TASK DETAILS = Reproduce the entries word for word, from the very first line through the line containing "section-markers <box>204 50 914 471</box>", including both of those lines.

INPUT MATERIAL =
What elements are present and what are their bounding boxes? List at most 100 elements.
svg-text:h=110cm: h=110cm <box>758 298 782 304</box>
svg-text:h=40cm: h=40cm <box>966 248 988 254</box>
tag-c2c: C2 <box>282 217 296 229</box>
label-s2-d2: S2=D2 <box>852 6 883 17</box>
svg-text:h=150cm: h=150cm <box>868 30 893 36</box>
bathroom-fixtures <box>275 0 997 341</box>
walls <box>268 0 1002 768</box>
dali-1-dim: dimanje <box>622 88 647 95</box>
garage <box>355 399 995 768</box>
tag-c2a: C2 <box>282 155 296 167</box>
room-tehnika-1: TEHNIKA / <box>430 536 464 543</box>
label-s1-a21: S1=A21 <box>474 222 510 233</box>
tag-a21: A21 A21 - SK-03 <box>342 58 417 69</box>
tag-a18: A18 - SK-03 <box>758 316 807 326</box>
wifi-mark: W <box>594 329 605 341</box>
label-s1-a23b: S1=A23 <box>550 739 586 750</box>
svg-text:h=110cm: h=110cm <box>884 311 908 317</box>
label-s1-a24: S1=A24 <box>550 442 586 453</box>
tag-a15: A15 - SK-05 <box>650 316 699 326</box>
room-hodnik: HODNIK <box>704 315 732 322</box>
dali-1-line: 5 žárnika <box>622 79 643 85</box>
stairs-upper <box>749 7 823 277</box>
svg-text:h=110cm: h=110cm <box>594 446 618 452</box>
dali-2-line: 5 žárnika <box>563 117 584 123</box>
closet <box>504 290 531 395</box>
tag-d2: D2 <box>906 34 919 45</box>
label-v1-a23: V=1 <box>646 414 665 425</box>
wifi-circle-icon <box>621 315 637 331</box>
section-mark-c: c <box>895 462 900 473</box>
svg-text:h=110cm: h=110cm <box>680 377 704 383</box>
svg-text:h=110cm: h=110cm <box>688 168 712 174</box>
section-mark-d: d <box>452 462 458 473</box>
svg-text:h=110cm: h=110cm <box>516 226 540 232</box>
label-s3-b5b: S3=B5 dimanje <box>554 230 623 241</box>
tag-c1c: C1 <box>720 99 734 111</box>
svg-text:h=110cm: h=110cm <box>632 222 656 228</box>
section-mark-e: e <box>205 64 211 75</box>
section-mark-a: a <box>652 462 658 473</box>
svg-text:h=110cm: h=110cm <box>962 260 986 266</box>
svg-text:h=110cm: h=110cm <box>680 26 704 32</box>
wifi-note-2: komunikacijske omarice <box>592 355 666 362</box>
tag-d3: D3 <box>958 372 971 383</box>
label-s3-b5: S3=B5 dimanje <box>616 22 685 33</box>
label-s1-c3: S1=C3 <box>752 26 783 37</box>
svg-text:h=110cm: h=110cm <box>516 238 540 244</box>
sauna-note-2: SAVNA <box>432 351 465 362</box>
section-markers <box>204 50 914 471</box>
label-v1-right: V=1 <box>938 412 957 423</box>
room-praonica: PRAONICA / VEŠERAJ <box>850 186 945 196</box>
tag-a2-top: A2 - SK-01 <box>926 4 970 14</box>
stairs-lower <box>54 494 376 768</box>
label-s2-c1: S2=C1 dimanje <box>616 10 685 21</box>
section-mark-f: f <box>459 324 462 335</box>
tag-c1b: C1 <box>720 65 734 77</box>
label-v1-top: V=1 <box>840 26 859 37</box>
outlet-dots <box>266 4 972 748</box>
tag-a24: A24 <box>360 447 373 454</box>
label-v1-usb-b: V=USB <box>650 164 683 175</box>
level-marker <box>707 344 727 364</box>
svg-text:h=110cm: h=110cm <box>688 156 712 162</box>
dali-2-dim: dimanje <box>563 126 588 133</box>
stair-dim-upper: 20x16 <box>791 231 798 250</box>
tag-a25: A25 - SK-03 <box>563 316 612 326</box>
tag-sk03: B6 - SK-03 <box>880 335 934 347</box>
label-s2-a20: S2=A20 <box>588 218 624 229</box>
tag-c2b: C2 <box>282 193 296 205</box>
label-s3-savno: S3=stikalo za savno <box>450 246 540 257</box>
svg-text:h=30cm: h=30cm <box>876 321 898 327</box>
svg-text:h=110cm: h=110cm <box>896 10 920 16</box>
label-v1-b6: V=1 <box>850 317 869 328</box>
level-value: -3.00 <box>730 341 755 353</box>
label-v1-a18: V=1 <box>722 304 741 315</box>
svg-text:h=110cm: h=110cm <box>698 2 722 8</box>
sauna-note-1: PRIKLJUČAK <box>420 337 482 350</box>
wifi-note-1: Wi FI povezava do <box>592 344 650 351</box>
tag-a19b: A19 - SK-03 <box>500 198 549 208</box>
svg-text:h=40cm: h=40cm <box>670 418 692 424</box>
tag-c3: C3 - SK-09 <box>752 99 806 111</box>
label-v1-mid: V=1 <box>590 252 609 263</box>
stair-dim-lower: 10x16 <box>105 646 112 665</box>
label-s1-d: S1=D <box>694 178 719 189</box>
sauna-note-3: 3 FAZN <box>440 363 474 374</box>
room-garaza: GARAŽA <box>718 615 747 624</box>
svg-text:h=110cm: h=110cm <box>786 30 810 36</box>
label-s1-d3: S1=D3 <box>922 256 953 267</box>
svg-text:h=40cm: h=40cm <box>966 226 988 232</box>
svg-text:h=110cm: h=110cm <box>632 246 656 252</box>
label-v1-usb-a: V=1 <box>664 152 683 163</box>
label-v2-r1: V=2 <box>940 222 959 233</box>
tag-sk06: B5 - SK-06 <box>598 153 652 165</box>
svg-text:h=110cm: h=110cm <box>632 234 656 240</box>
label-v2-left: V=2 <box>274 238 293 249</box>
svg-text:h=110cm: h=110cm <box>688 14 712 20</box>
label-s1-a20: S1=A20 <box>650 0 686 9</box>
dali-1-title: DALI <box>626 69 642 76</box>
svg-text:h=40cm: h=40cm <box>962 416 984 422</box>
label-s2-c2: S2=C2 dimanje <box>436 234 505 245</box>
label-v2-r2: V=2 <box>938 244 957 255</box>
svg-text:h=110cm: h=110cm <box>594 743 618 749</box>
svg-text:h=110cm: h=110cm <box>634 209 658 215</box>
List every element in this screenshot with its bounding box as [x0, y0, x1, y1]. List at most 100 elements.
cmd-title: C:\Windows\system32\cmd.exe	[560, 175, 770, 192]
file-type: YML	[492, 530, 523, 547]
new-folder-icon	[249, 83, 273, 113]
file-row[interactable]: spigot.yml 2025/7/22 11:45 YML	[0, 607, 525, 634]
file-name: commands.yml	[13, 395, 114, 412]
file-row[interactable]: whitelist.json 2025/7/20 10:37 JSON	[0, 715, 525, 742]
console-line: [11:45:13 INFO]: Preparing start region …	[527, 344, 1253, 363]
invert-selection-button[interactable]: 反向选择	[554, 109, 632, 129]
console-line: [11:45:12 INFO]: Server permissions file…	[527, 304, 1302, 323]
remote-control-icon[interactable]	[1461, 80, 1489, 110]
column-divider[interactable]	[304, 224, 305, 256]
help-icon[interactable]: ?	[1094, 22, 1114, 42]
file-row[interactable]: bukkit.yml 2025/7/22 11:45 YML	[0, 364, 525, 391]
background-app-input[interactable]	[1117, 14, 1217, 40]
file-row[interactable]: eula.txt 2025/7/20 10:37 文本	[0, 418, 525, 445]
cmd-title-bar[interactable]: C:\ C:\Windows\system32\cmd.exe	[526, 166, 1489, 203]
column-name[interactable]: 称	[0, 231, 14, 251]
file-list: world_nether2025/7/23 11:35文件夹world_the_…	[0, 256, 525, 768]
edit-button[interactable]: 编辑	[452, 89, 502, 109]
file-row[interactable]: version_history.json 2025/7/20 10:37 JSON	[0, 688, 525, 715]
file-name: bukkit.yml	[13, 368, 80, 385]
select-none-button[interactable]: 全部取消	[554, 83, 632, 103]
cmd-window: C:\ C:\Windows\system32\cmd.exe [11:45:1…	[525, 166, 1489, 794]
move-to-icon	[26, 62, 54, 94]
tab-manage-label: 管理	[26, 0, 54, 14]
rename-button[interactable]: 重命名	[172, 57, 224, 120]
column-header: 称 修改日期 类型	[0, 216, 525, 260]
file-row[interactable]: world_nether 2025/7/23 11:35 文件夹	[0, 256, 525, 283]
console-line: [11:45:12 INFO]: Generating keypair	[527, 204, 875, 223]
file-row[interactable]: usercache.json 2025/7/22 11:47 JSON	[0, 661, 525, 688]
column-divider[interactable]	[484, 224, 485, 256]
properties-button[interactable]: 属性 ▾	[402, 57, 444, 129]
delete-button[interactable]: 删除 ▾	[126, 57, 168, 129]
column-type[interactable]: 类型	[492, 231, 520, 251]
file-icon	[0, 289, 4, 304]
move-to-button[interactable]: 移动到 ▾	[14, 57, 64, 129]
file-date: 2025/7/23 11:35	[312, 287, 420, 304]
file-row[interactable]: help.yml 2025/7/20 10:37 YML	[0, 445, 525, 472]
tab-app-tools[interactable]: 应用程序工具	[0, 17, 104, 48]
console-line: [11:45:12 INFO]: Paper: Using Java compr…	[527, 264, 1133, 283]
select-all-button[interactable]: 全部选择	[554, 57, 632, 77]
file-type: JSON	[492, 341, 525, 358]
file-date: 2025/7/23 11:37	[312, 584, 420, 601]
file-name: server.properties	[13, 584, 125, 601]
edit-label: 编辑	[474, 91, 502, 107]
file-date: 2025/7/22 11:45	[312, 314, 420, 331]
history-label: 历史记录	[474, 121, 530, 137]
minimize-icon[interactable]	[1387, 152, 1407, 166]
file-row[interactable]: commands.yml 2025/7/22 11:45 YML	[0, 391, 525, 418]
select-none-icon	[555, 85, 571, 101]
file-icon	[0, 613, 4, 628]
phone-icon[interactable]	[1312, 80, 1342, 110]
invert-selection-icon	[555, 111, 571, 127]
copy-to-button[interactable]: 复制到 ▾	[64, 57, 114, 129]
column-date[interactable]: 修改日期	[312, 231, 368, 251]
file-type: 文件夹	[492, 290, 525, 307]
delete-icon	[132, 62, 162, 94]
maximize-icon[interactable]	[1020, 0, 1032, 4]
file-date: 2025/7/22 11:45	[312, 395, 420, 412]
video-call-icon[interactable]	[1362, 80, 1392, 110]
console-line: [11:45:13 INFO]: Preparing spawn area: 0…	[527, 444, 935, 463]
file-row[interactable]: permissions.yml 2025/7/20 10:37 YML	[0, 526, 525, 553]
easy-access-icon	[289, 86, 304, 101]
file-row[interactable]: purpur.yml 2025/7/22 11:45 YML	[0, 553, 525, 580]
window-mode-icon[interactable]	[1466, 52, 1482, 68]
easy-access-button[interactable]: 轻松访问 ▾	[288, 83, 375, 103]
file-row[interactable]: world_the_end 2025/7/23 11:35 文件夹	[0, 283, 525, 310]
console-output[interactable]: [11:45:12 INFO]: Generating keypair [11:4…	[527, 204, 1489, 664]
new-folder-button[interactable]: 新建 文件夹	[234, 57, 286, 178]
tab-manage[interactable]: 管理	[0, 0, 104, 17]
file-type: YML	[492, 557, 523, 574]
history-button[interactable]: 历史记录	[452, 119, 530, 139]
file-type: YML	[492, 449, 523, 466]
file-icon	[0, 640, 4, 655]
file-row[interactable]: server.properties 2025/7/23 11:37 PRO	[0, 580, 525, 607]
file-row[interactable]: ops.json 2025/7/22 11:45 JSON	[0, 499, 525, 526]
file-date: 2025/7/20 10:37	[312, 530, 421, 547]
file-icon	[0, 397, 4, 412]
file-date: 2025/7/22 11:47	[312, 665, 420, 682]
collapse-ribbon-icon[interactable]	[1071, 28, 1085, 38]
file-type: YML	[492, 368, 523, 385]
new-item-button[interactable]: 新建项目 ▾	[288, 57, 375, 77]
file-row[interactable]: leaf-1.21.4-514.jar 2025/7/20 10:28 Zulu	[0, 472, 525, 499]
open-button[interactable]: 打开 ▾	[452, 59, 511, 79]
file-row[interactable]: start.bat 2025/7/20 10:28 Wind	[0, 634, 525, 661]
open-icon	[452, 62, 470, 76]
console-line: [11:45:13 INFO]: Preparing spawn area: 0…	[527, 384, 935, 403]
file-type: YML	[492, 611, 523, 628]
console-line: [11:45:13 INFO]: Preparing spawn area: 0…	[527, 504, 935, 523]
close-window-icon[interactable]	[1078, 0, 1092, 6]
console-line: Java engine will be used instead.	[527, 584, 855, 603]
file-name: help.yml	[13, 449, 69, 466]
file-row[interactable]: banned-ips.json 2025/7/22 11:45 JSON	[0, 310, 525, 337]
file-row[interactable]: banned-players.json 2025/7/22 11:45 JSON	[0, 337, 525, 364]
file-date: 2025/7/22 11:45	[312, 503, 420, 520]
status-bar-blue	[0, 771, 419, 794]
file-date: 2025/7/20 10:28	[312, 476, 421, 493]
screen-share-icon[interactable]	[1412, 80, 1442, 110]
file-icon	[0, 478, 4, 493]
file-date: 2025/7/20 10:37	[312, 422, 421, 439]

WRITTEN ANSWER =
What elements are present and what are their bounding boxes? List at most 100 elements.
svg-text:h=110cm: h=110cm <box>758 298 782 304</box>
svg-text:h=40cm: h=40cm <box>966 248 988 254</box>
tag-c2c: C2 <box>282 217 296 229</box>
label-s2-d2: S2=D2 <box>852 6 883 17</box>
svg-text:h=150cm: h=150cm <box>868 30 893 36</box>
bathroom-fixtures <box>275 0 997 341</box>
walls <box>268 0 1002 768</box>
dali-1-dim: dimanje <box>622 88 647 95</box>
garage <box>355 399 995 768</box>
tag-c2a: C2 <box>282 155 296 167</box>
room-tehnika-1: TEHNIKA / <box>430 536 464 543</box>
label-s1-a21: S1=A21 <box>474 222 510 233</box>
tag-a21: A21 A21 - SK-03 <box>342 58 417 69</box>
tag-a18: A18 - SK-03 <box>758 316 807 326</box>
wifi-mark: W <box>594 329 605 341</box>
label-s1-a23b: S1=A23 <box>550 739 586 750</box>
svg-text:h=110cm: h=110cm <box>884 311 908 317</box>
label-s1-a24: S1=A24 <box>550 442 586 453</box>
tag-a15: A15 - SK-05 <box>650 316 699 326</box>
room-hodnik: HODNIK <box>704 315 732 322</box>
dali-1-line: 5 žárnika <box>622 79 643 85</box>
stairs-upper <box>749 7 823 277</box>
svg-text:h=110cm: h=110cm <box>594 446 618 452</box>
dali-2-line: 5 žárnika <box>563 117 584 123</box>
closet <box>504 290 531 395</box>
tag-d2: D2 <box>906 34 919 45</box>
label-v1-a23: V=1 <box>646 414 665 425</box>
wifi-circle-icon <box>621 315 637 331</box>
section-mark-c: c <box>895 462 900 473</box>
svg-text:h=110cm: h=110cm <box>680 377 704 383</box>
svg-text:h=110cm: h=110cm <box>688 168 712 174</box>
section-mark-d: d <box>452 462 458 473</box>
svg-text:h=110cm: h=110cm <box>516 226 540 232</box>
label-s3-b5b: S3=B5 dimanje <box>554 230 623 241</box>
tag-c1c: C1 <box>720 99 734 111</box>
svg-text:h=110cm: h=110cm <box>632 222 656 228</box>
section-mark-e: e <box>205 64 211 75</box>
section-mark-a: a <box>652 462 658 473</box>
svg-text:h=110cm: h=110cm <box>962 260 986 266</box>
svg-text:h=110cm: h=110cm <box>680 26 704 32</box>
wifi-note-2: komunikacijske omarice <box>592 355 666 362</box>
tag-d3: D3 <box>958 372 971 383</box>
label-s3-b5: S3=B5 dimanje <box>616 22 685 33</box>
label-s1-c3: S1=C3 <box>752 26 783 37</box>
svg-text:h=110cm: h=110cm <box>516 238 540 244</box>
sauna-note-2: SAVNA <box>432 351 465 362</box>
section-markers <box>204 50 914 471</box>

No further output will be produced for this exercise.